What is asked - Pick out each line with the word "category" from the material that follows.

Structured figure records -
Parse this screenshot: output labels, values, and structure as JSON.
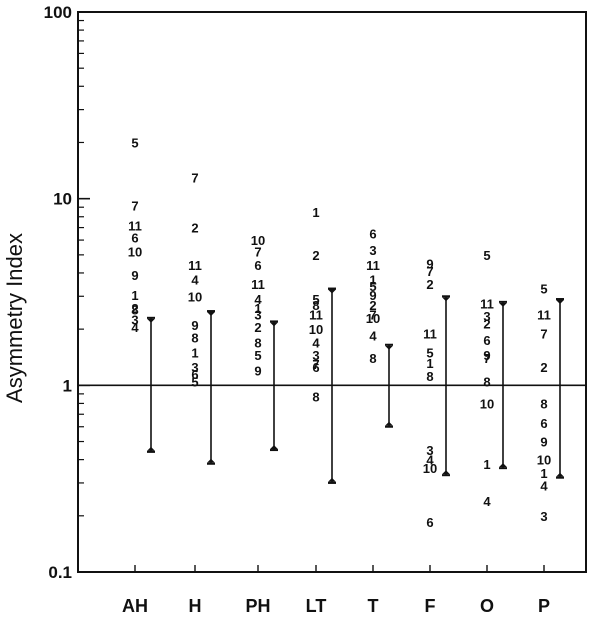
{
  "chart_data": {
    "type": "scatter",
    "ylabel": "Asymmetry Index",
    "xlabel": "",
    "yscale": "log",
    "ylim": [
      0.1,
      100
    ],
    "y_ticks": [
      {
        "value": 0.1,
        "label": "0.1"
      },
      {
        "value": 1,
        "label": "1"
      },
      {
        "value": 10,
        "label": "10"
      },
      {
        "value": 100,
        "label": "100"
      }
    ],
    "reference_line": 1,
    "categories": [
      "AH",
      "H",
      "PH",
      "LT",
      "T",
      "F",
      "O",
      "P"
    ],
    "groups": [
      {
        "category": "AH",
        "range": [
          0.44,
          2.3
        ],
        "points": [
          {
            "label": "5",
            "y": 20
          },
          {
            "label": "7",
            "y": 9.2
          },
          {
            "label": "11",
            "y": 7.2
          },
          {
            "label": "6",
            "y": 6.2
          },
          {
            "label": "10",
            "y": 5.2
          },
          {
            "label": "9",
            "y": 3.9
          },
          {
            "label": "1",
            "y": 3.05
          },
          {
            "label": "8",
            "y": 2.55
          },
          {
            "label": "2",
            "y": 2.6
          },
          {
            "label": "3",
            "y": 2.25
          },
          {
            "label": "4",
            "y": 2.05
          }
        ]
      },
      {
        "category": "H",
        "range": [
          0.38,
          2.5
        ],
        "points": [
          {
            "label": "7",
            "y": 13
          },
          {
            "label": "2",
            "y": 7
          },
          {
            "label": "11",
            "y": 4.4
          },
          {
            "label": "4",
            "y": 3.7
          },
          {
            "label": "10",
            "y": 3.0
          },
          {
            "label": "9",
            "y": 2.1
          },
          {
            "label": "8",
            "y": 1.8
          },
          {
            "label": "1",
            "y": 1.5
          },
          {
            "label": "3",
            "y": 1.25
          },
          {
            "label": "6",
            "y": 1.15
          },
          {
            "label": "5",
            "y": 1.05
          }
        ]
      },
      {
        "category": "PH",
        "range": [
          0.45,
          2.2
        ],
        "points": [
          {
            "label": "10",
            "y": 6
          },
          {
            "label": "7",
            "y": 5.2
          },
          {
            "label": "6",
            "y": 4.4
          },
          {
            "label": "11",
            "y": 3.5
          },
          {
            "label": "4",
            "y": 2.9
          },
          {
            "label": "1",
            "y": 2.6
          },
          {
            "label": "3",
            "y": 2.4
          },
          {
            "label": "2",
            "y": 2.05
          },
          {
            "label": "8",
            "y": 1.7
          },
          {
            "label": "5",
            "y": 1.45
          },
          {
            "label": "9",
            "y": 1.2
          }
        ]
      },
      {
        "category": "LT",
        "range": [
          0.3,
          3.3
        ],
        "points": [
          {
            "label": "1",
            "y": 8.5
          },
          {
            "label": "2",
            "y": 5
          },
          {
            "label": "5",
            "y": 2.9
          },
          {
            "label": "8",
            "y": 2.7
          },
          {
            "label": "11",
            "y": 2.4
          },
          {
            "label": "10",
            "y": 2.0
          },
          {
            "label": "4",
            "y": 1.7
          },
          {
            "label": "3",
            "y": 1.45
          },
          {
            "label": "6",
            "y": 1.25
          },
          {
            "label": "7",
            "y": 1.3
          },
          {
            "label": "8",
            "y": 0.87
          }
        ]
      },
      {
        "category": "T",
        "range": [
          0.6,
          1.65
        ],
        "points": [
          {
            "label": "6",
            "y": 6.5
          },
          {
            "label": "3",
            "y": 5.3
          },
          {
            "label": "11",
            "y": 4.4
          },
          {
            "label": "1",
            "y": 3.7
          },
          {
            "label": "5",
            "y": 3.4
          },
          {
            "label": "9",
            "y": 3.05
          },
          {
            "label": "2",
            "y": 2.7
          },
          {
            "label": "7",
            "y": 2.4
          },
          {
            "label": "10",
            "y": 2.3
          },
          {
            "label": "4",
            "y": 1.85
          },
          {
            "label": "8",
            "y": 1.4
          }
        ]
      },
      {
        "category": "F",
        "range": [
          0.33,
          3.0
        ],
        "points": [
          {
            "label": "9",
            "y": 4.5
          },
          {
            "label": "7",
            "y": 4.1
          },
          {
            "label": "2",
            "y": 3.5
          },
          {
            "label": "11",
            "y": 1.9
          },
          {
            "label": "5",
            "y": 1.5
          },
          {
            "label": "1",
            "y": 1.32
          },
          {
            "label": "8",
            "y": 1.12
          },
          {
            "label": "3",
            "y": 0.45
          },
          {
            "label": "4",
            "y": 0.4
          },
          {
            "label": "10",
            "y": 0.36
          },
          {
            "label": "6",
            "y": 0.185
          }
        ]
      },
      {
        "category": "O",
        "range": [
          0.36,
          2.8
        ],
        "points": [
          {
            "label": "5",
            "y": 5
          },
          {
            "label": "11",
            "y": 2.75
          },
          {
            "label": "3",
            "y": 2.35
          },
          {
            "label": "2",
            "y": 2.15
          },
          {
            "label": "6",
            "y": 1.75
          },
          {
            "label": "9",
            "y": 1.45
          },
          {
            "label": "7",
            "y": 1.4
          },
          {
            "label": "8",
            "y": 1.05
          },
          {
            "label": "10",
            "y": 0.8
          },
          {
            "label": "1",
            "y": 0.38
          },
          {
            "label": "4",
            "y": 0.24
          }
        ]
      },
      {
        "category": "P",
        "range": [
          0.32,
          2.9
        ],
        "points": [
          {
            "label": "5",
            "y": 3.3
          },
          {
            "label": "11",
            "y": 2.4
          },
          {
            "label": "7",
            "y": 1.9
          },
          {
            "label": "2",
            "y": 1.25
          },
          {
            "label": "8",
            "y": 0.8
          },
          {
            "label": "6",
            "y": 0.63
          },
          {
            "label": "9",
            "y": 0.5
          },
          {
            "label": "10",
            "y": 0.4
          },
          {
            "label": "1",
            "y": 0.34
          },
          {
            "label": "4",
            "y": 0.29
          },
          {
            "label": "3",
            "y": 0.2
          }
        ]
      }
    ]
  }
}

Exercise answer -
        "category": "AH",
        "category": "H",
        "category": "PH",
        "category": "LT",
        "category": "T",
        "category": "F",
        "category": "O",
        "category": "P",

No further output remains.